* BEGIN *
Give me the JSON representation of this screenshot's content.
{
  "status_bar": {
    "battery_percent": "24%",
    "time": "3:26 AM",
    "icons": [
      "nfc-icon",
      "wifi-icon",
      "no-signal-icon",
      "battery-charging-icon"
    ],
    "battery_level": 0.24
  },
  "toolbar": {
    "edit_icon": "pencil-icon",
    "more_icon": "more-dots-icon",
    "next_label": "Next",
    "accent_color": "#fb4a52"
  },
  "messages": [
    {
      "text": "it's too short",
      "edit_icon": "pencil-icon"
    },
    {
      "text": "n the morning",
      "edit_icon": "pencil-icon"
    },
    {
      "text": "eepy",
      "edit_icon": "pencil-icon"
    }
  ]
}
* END *
WORK REQUIRED - Can you restate every record above word for word?

RESULT OF THE EXERCISE -
Give me the JSON representation of this screenshot's content.
{
  "status_bar": {
    "battery_percent": "24%",
    "time": "3:26 AM",
    "icons": [
      "nfc-icon",
      "wifi-icon",
      "no-signal-icon",
      "battery-charging-icon"
    ],
    "battery_level": 0.24
  },
  "toolbar": {
    "edit_icon": "pencil-icon",
    "more_icon": "more-dots-icon",
    "next_label": "Next",
    "accent_color": "#fb4a52"
  },
  "messages": [
    {
      "text": "it's too short",
      "edit_icon": "pencil-icon"
    },
    {
      "text": "n the morning",
      "edit_icon": "pencil-icon"
    },
    {
      "text": "eepy",
      "edit_icon": "pencil-icon"
    }
  ]
}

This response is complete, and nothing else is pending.